## DATA
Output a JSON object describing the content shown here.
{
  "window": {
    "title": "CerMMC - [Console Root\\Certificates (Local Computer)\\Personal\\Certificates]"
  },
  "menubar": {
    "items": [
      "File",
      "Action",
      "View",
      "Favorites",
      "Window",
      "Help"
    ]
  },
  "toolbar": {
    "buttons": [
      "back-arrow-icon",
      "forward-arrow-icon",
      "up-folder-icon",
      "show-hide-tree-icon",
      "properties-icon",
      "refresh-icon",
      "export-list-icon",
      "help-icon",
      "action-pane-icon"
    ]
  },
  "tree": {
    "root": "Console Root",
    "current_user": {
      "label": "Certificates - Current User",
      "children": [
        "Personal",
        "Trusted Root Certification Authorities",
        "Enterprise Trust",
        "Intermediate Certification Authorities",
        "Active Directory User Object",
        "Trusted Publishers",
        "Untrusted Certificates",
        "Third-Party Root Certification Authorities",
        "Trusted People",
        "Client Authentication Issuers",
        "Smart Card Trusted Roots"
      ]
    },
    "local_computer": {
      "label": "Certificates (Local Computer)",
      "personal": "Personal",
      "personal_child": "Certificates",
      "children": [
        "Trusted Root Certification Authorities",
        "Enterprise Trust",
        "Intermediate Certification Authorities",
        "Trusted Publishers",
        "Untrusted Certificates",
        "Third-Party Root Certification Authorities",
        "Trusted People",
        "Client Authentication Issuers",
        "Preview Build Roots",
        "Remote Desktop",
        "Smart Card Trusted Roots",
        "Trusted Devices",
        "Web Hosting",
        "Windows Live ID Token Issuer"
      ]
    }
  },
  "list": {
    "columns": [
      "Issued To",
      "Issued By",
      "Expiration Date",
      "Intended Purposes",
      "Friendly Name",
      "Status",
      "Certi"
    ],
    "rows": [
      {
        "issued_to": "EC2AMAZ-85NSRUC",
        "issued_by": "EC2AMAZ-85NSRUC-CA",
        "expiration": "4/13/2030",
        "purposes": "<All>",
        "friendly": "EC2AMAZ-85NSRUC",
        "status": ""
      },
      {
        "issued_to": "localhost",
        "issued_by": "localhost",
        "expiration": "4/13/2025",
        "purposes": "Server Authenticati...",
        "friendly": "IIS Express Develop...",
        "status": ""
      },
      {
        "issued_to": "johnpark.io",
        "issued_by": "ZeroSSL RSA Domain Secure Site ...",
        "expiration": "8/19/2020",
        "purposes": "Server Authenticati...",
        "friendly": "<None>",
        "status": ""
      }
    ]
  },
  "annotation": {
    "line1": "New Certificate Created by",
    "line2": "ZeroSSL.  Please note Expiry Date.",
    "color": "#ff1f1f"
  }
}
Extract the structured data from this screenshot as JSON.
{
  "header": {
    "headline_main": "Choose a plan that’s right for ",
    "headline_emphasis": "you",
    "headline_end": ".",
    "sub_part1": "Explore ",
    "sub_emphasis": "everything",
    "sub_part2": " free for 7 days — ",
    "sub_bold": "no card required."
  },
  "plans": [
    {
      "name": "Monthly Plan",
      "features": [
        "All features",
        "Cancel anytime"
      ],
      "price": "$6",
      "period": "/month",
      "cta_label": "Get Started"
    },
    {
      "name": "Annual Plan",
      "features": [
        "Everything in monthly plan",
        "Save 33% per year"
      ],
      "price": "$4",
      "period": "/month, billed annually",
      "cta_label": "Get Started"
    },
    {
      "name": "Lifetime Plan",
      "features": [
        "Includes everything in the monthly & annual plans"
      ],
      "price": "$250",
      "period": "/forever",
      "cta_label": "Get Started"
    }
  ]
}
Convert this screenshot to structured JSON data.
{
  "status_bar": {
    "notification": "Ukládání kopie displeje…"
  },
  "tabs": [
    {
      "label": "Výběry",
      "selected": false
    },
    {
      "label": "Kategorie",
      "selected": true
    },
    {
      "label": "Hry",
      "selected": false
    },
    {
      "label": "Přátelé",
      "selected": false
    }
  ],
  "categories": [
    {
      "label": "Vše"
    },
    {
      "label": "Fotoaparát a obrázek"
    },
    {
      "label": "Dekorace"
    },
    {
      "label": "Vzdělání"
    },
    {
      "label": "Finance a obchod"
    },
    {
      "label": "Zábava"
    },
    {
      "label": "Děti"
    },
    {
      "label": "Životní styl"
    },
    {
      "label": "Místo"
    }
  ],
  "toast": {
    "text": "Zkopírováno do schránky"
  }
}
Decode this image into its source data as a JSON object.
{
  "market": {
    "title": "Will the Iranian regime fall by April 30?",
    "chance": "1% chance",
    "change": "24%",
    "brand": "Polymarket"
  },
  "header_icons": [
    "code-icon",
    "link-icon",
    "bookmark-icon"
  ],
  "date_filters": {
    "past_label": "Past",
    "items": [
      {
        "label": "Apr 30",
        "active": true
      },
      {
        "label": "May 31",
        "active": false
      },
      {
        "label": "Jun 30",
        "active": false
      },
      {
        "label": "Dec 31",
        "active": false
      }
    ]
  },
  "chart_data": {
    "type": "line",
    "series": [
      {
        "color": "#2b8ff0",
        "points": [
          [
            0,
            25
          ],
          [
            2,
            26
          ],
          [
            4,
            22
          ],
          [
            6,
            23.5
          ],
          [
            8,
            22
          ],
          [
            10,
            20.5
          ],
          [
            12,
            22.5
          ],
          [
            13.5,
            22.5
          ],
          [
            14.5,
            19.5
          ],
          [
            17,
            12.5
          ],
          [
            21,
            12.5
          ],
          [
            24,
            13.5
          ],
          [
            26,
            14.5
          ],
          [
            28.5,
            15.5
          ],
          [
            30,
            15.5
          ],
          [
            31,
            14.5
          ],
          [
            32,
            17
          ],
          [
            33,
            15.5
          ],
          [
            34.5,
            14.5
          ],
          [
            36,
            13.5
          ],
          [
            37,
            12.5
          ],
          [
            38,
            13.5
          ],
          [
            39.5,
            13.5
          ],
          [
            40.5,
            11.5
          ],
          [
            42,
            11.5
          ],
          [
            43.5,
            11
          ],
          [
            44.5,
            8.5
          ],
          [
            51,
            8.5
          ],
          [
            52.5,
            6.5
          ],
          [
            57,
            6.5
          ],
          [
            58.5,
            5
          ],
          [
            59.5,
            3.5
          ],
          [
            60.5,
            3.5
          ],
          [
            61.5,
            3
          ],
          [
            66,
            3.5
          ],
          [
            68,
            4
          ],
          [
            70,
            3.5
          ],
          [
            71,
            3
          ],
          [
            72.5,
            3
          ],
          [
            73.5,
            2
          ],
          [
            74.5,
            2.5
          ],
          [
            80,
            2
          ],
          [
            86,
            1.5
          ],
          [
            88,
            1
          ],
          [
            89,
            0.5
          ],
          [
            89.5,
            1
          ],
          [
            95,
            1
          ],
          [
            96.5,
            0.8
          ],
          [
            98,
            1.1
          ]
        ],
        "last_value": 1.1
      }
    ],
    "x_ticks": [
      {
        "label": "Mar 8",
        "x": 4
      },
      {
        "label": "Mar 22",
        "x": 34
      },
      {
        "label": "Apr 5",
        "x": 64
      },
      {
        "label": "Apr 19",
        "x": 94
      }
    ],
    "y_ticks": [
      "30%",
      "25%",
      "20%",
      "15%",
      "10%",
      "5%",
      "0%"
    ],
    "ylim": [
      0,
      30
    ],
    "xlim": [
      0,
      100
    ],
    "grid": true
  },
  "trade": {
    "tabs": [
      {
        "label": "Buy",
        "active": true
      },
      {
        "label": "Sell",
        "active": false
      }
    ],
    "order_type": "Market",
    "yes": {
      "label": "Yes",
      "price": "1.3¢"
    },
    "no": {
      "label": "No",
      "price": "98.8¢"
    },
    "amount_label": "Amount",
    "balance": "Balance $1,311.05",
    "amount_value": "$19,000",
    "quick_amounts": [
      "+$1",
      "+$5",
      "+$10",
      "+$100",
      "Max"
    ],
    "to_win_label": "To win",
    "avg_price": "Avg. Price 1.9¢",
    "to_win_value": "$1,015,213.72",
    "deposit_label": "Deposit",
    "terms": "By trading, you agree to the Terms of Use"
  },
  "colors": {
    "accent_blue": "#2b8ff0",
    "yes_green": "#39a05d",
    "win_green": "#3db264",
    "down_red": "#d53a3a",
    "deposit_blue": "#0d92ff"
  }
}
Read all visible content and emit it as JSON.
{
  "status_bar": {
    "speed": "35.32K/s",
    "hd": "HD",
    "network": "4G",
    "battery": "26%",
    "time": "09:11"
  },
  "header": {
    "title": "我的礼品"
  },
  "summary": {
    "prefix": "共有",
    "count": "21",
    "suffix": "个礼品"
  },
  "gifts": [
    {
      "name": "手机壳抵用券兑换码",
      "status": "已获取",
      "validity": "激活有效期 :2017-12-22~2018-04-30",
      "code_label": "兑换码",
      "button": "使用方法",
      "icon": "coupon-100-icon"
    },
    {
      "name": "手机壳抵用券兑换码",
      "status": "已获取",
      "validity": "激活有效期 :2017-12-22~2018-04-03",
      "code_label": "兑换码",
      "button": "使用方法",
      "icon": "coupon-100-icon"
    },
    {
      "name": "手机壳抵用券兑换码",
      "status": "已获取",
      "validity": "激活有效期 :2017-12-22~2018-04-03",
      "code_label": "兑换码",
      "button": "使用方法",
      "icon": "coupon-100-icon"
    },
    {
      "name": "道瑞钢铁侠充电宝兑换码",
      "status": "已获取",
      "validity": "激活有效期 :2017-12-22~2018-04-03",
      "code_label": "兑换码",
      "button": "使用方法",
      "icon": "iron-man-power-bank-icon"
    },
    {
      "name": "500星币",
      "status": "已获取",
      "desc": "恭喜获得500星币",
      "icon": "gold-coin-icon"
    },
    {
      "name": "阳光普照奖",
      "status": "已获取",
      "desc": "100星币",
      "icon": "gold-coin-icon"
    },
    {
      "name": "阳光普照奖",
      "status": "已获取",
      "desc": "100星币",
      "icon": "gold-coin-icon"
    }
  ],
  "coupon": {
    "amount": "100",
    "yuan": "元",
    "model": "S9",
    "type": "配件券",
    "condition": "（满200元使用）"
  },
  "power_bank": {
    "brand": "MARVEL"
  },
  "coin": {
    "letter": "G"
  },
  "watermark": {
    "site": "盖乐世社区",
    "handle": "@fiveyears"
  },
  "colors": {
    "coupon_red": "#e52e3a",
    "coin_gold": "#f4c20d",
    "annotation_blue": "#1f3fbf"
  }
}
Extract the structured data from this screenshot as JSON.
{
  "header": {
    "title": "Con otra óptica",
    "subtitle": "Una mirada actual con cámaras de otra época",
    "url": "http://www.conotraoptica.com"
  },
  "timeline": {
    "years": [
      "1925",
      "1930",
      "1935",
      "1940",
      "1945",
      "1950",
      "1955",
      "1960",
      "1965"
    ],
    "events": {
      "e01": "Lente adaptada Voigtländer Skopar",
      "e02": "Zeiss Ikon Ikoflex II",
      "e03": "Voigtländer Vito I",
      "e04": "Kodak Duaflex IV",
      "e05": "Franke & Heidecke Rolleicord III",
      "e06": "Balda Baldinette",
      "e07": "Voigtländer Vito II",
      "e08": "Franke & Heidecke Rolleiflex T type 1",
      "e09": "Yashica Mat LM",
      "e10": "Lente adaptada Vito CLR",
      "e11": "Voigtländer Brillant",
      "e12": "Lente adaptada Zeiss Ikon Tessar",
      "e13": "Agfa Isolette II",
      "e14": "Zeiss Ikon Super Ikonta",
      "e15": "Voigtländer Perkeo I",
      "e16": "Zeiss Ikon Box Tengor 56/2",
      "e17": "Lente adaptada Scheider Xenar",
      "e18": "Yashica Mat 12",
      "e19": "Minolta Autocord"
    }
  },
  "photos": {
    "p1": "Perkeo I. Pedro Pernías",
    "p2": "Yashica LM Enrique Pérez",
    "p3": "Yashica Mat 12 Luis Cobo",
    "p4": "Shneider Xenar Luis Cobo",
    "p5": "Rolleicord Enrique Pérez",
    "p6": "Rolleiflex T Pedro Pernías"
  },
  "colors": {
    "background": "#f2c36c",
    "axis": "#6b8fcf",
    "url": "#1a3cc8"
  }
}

## WHAT IS ASKED
Gather each line that holds "plans".

## COMPLETE OUTPUT
  "plans": [
        "Includes everything in the monthly & annual plans"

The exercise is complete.